### Items listed in a dataset
------------------------
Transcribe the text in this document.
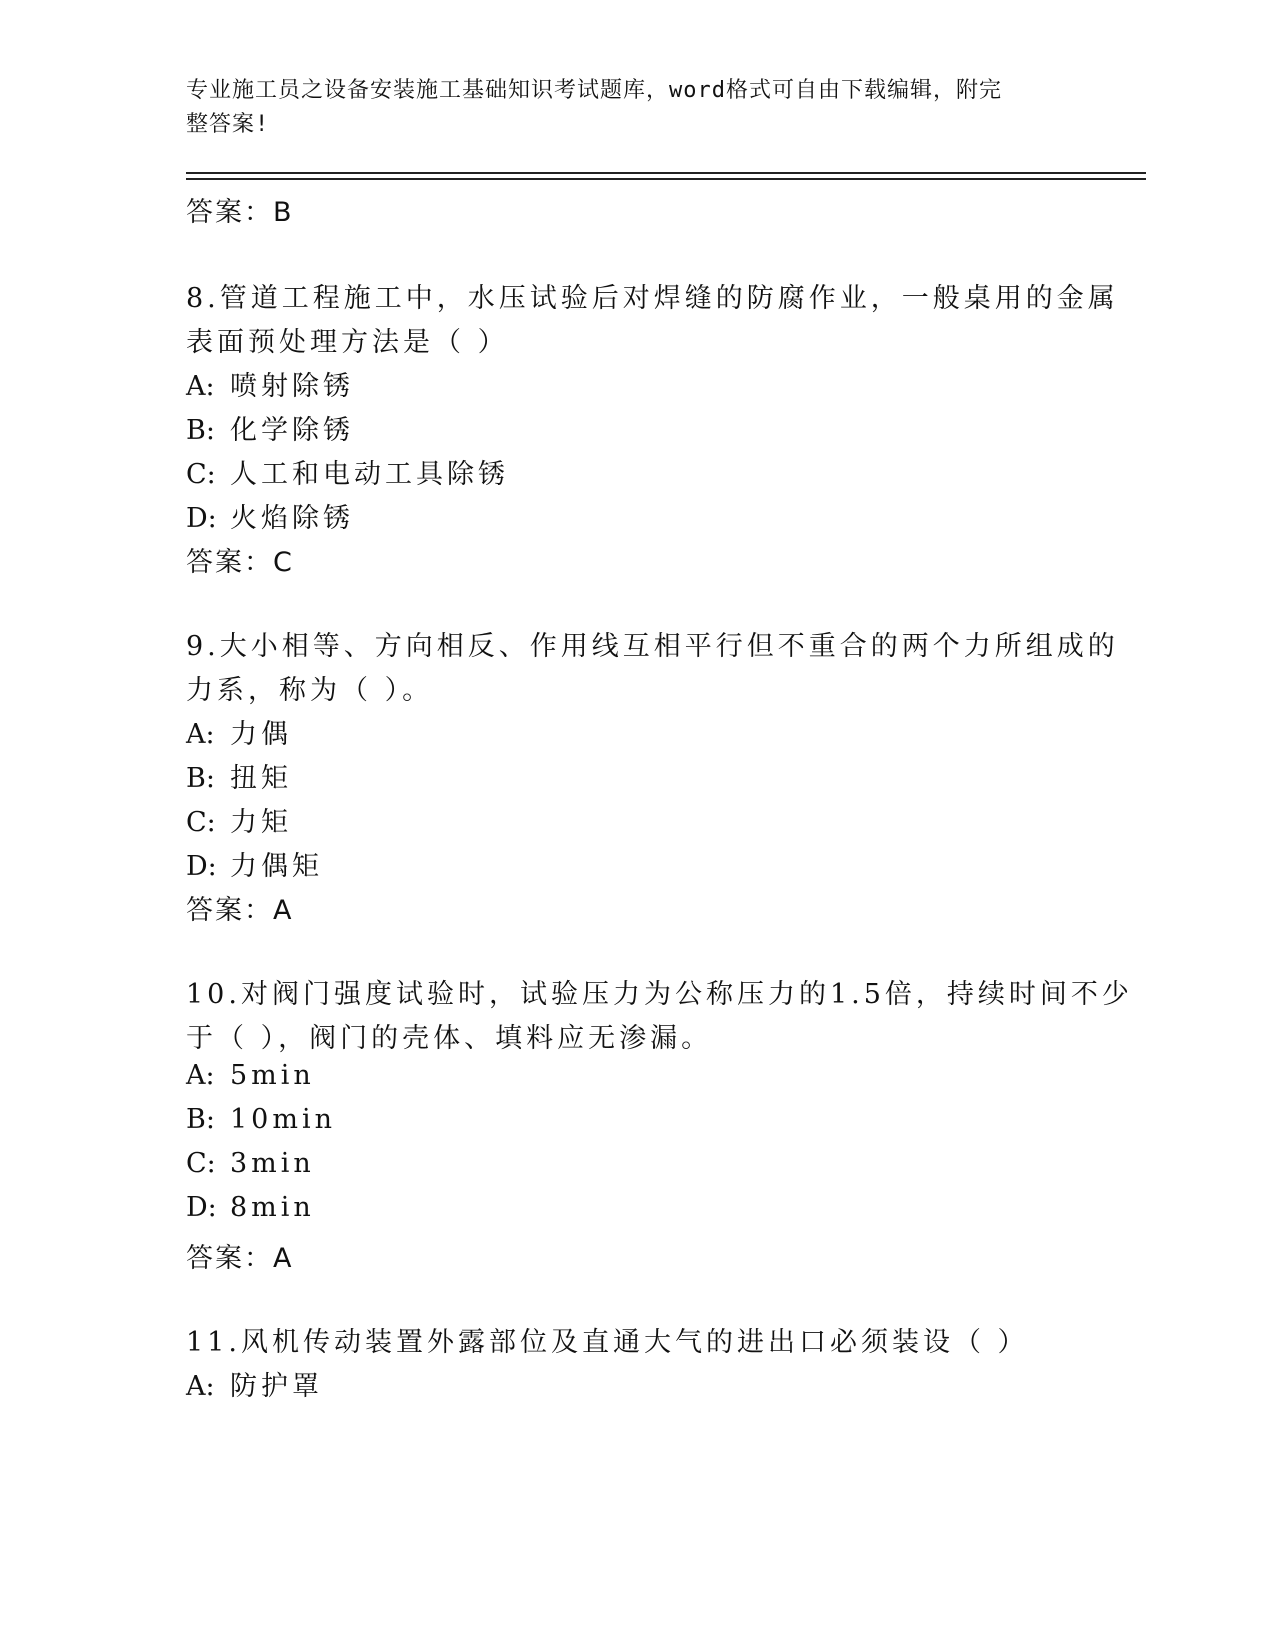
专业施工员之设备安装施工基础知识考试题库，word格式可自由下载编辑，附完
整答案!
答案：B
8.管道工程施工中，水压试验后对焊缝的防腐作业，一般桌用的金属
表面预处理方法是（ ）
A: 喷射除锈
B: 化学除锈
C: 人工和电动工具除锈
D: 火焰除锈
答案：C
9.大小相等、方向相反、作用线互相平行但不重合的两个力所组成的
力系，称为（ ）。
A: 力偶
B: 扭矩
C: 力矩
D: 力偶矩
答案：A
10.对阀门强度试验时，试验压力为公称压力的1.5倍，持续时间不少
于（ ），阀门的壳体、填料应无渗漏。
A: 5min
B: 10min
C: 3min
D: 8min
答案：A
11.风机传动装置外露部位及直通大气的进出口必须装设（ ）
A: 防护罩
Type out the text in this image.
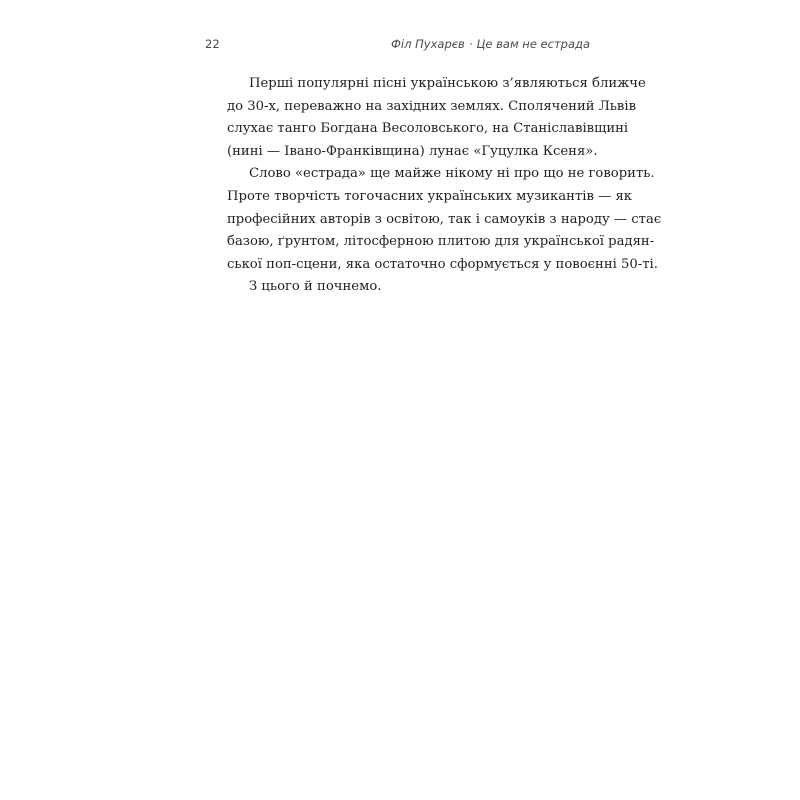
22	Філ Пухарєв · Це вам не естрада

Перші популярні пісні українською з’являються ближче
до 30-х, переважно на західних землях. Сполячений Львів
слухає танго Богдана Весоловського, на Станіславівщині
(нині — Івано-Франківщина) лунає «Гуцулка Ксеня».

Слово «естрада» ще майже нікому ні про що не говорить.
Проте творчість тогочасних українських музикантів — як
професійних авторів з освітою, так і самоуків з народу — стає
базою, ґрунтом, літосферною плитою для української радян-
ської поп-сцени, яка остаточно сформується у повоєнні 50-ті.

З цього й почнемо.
------------------------
### WHAT TO PRODUCE
Copy the material above in full and exactly, skipping pictures.

### SOLUTION FOR THIS EXERCISE
Transcribe the text in this document.
专业施工员之设备安装施工基础知识考试题库，word格式可自由下载编辑，附完
整答案!
答案：B
8.管道工程施工中，水压试验后对焊缝的防腐作业，一般桌用的金属
表面预处理方法是（ ）
A: 喷射除锈
B: 化学除锈
C: 人工和电动工具除锈
D: 火焰除锈
答案：C
9.大小相等、方向相反、作用线互相平行但不重合的两个力所组成的
力系，称为（ ）。
A: 力偶
B: 扭矩
C: 力矩
D: 力偶矩
答案：A
10.对阀门强度试验时，试验压力为公称压力的1.5倍，持续时间不少
于（ ），阀门的壳体、填料应无渗漏。
A: 5min
B: 10min
C: 3min
D: 8min
答案：A
11.风机传动装置外露部位及直通大气的进出口必须装设（ ）
A: 防护罩
Type out the text in this image.
22	Філ Пухарєв · Це вам не естрада

Перші популярні пісні українською з’являються ближче
до 30-х, переважно на західних землях. Сполячений Львів
слухає танго Богдана Весоловського, на Станіславівщині
(нині — Івано-Франківщина) лунає «Гуцулка Ксеня».

Слово «естрада» ще майже нікому ні про що не говорить.
Проте творчість тогочасних українських музикантів — як
професійних авторів з освітою, так і самоуків з народу — стає
базою, ґрунтом, літосферною плитою для української радян-
ської поп-сцени, яка остаточно сформується у повоєнні 50-ті.

З цього й почнемо.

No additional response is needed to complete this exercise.